[Begin DATASET CONTENT]

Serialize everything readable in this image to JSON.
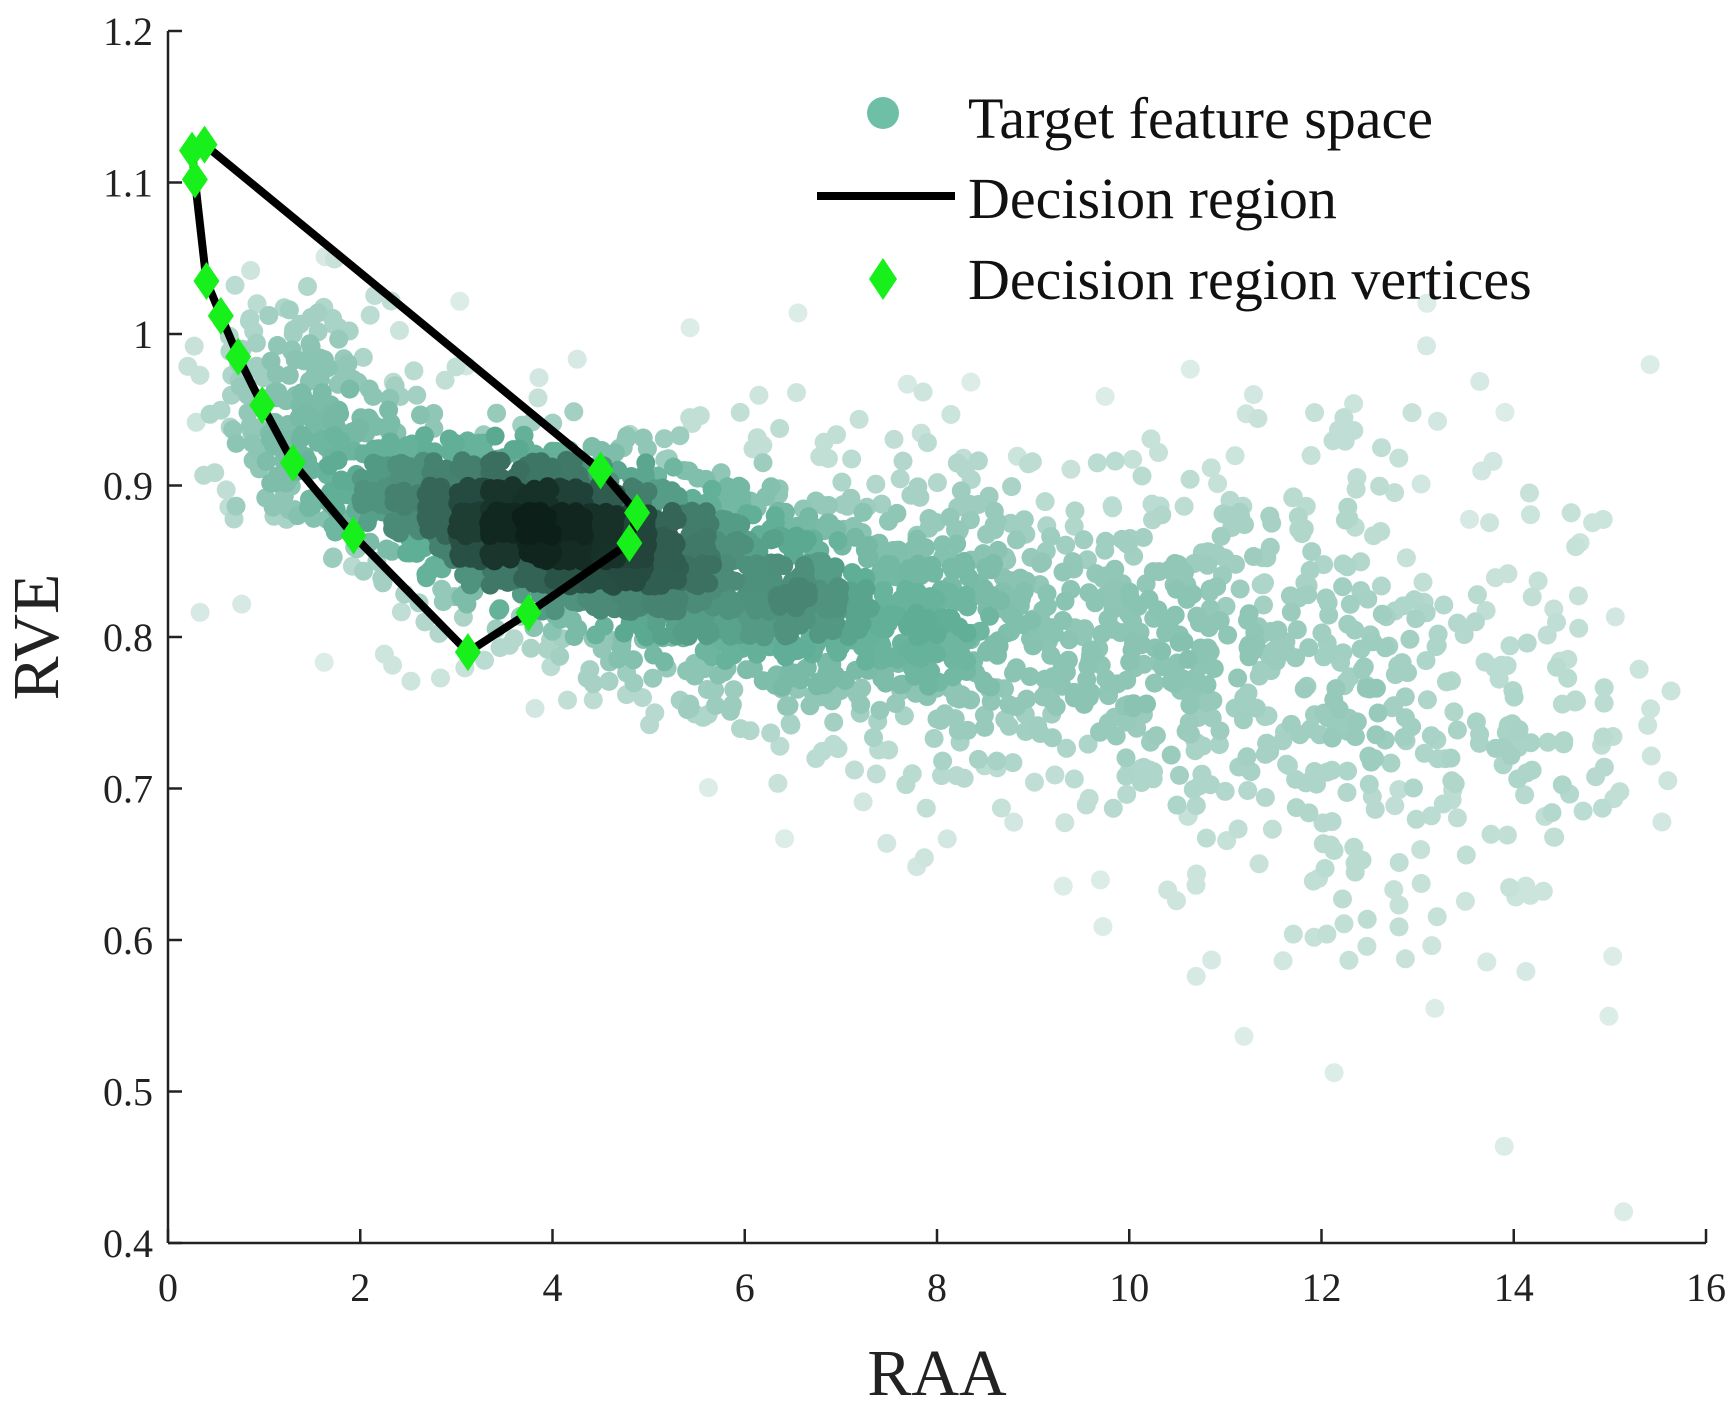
{
  "chart_data": {
    "type": "scatter",
    "title": "",
    "xlabel": "RAA",
    "ylabel": "RVE",
    "xlim": [
      0,
      16
    ],
    "ylim": [
      0.4,
      1.2
    ],
    "xticks": [
      "0",
      "2",
      "4",
      "6",
      "8",
      "10",
      "12",
      "14",
      "16"
    ],
    "yticks": [
      "0.4",
      "0.5",
      "0.6",
      "0.7",
      "0.8",
      "0.9",
      "1",
      "1.1",
      "1.2"
    ],
    "grid": false,
    "legend_position": "top-right",
    "legend": [
      {
        "label": "Target feature space",
        "marker": "circle"
      },
      {
        "label": "Decision region",
        "marker": "line"
      },
      {
        "label": "Decision region vertices",
        "marker": "diamond"
      }
    ],
    "colors": {
      "density_light": "#e8f2ef",
      "density_mid": "#5fae96",
      "density_dark": "#0c1f19",
      "legend_dot": "#6fbfa6",
      "region_line": "#000000",
      "vertex": "#17f01a"
    },
    "density_clusters": [
      {
        "cx": 3.8,
        "cy": 0.875,
        "sx": 1.0,
        "sy": 0.025,
        "n": 950
      },
      {
        "cx": 5.8,
        "cy": 0.835,
        "sx": 1.7,
        "sy": 0.04,
        "n": 900
      },
      {
        "cx": 9.5,
        "cy": 0.8,
        "sx": 2.6,
        "sy": 0.065,
        "n": 700
      },
      {
        "cx": 1.5,
        "cy": 0.95,
        "sx": 0.8,
        "sy": 0.04,
        "n": 220
      },
      {
        "cx": 12.5,
        "cy": 0.76,
        "sx": 1.6,
        "sy": 0.09,
        "n": 260
      }
    ],
    "decision_region": [
      [
        0.38,
        1.125
      ],
      [
        4.5,
        0.91
      ],
      [
        4.88,
        0.882
      ],
      [
        4.8,
        0.862
      ],
      [
        3.75,
        0.816
      ],
      [
        3.12,
        0.79
      ],
      [
        1.93,
        0.867
      ],
      [
        1.3,
        0.915
      ],
      [
        0.98,
        0.953
      ],
      [
        0.73,
        0.985
      ],
      [
        0.55,
        1.012
      ],
      [
        0.4,
        1.035
      ],
      [
        0.28,
        1.102
      ],
      [
        0.25,
        1.121
      ],
      [
        0.38,
        1.125
      ]
    ],
    "vertices": [
      [
        0.25,
        1.121
      ],
      [
        0.38,
        1.125
      ],
      [
        0.28,
        1.102
      ],
      [
        0.4,
        1.035
      ],
      [
        0.55,
        1.012
      ],
      [
        0.73,
        0.985
      ],
      [
        0.98,
        0.953
      ],
      [
        1.3,
        0.915
      ],
      [
        1.93,
        0.867
      ],
      [
        3.12,
        0.79
      ],
      [
        3.75,
        0.816
      ],
      [
        4.8,
        0.862
      ],
      [
        4.88,
        0.882
      ],
      [
        4.5,
        0.91
      ]
    ]
  }
}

[End DATASET CONTENT]

DIRECTIVE -
Write the entries above out again exactly, but not the pictures.

PROBLEM SOLUTION -
Serialize everything readable in this image to JSON.
{
  "chart_data": {
    "type": "scatter",
    "title": "",
    "xlabel": "RAA",
    "ylabel": "RVE",
    "xlim": [
      0,
      16
    ],
    "ylim": [
      0.4,
      1.2
    ],
    "xticks": [
      "0",
      "2",
      "4",
      "6",
      "8",
      "10",
      "12",
      "14",
      "16"
    ],
    "yticks": [
      "0.4",
      "0.5",
      "0.6",
      "0.7",
      "0.8",
      "0.9",
      "1",
      "1.1",
      "1.2"
    ],
    "grid": false,
    "legend_position": "top-right",
    "legend": [
      {
        "label": "Target feature space",
        "marker": "circle"
      },
      {
        "label": "Decision region",
        "marker": "line"
      },
      {
        "label": "Decision region vertices",
        "marker": "diamond"
      }
    ],
    "colors": {
      "density_light": "#e8f2ef",
      "density_mid": "#5fae96",
      "density_dark": "#0c1f19",
      "legend_dot": "#6fbfa6",
      "region_line": "#000000",
      "vertex": "#17f01a"
    },
    "density_clusters": [
      {
        "cx": 3.8,
        "cy": 0.875,
        "sx": 1.0,
        "sy": 0.025,
        "n": 950
      },
      {
        "cx": 5.8,
        "cy": 0.835,
        "sx": 1.7,
        "sy": 0.04,
        "n": 900
      },
      {
        "cx": 9.5,
        "cy": 0.8,
        "sx": 2.6,
        "sy": 0.065,
        "n": 700
      },
      {
        "cx": 1.5,
        "cy": 0.95,
        "sx": 0.8,
        "sy": 0.04,
        "n": 220
      },
      {
        "cx": 12.5,
        "cy": 0.76,
        "sx": 1.6,
        "sy": 0.09,
        "n": 260
      }
    ],
    "decision_region": [
      [
        0.38,
        1.125
      ],
      [
        4.5,
        0.91
      ],
      [
        4.88,
        0.882
      ],
      [
        4.8,
        0.862
      ],
      [
        3.75,
        0.816
      ],
      [
        3.12,
        0.79
      ],
      [
        1.93,
        0.867
      ],
      [
        1.3,
        0.915
      ],
      [
        0.98,
        0.953
      ],
      [
        0.73,
        0.985
      ],
      [
        0.55,
        1.012
      ],
      [
        0.4,
        1.035
      ],
      [
        0.28,
        1.102
      ],
      [
        0.25,
        1.121
      ],
      [
        0.38,
        1.125
      ]
    ],
    "vertices": [
      [
        0.25,
        1.121
      ],
      [
        0.38,
        1.125
      ],
      [
        0.28,
        1.102
      ],
      [
        0.4,
        1.035
      ],
      [
        0.55,
        1.012
      ],
      [
        0.73,
        0.985
      ],
      [
        0.98,
        0.953
      ],
      [
        1.3,
        0.915
      ],
      [
        1.93,
        0.867
      ],
      [
        3.12,
        0.79
      ],
      [
        3.75,
        0.816
      ],
      [
        4.8,
        0.862
      ],
      [
        4.88,
        0.882
      ],
      [
        4.5,
        0.91
      ]
    ]
  }
}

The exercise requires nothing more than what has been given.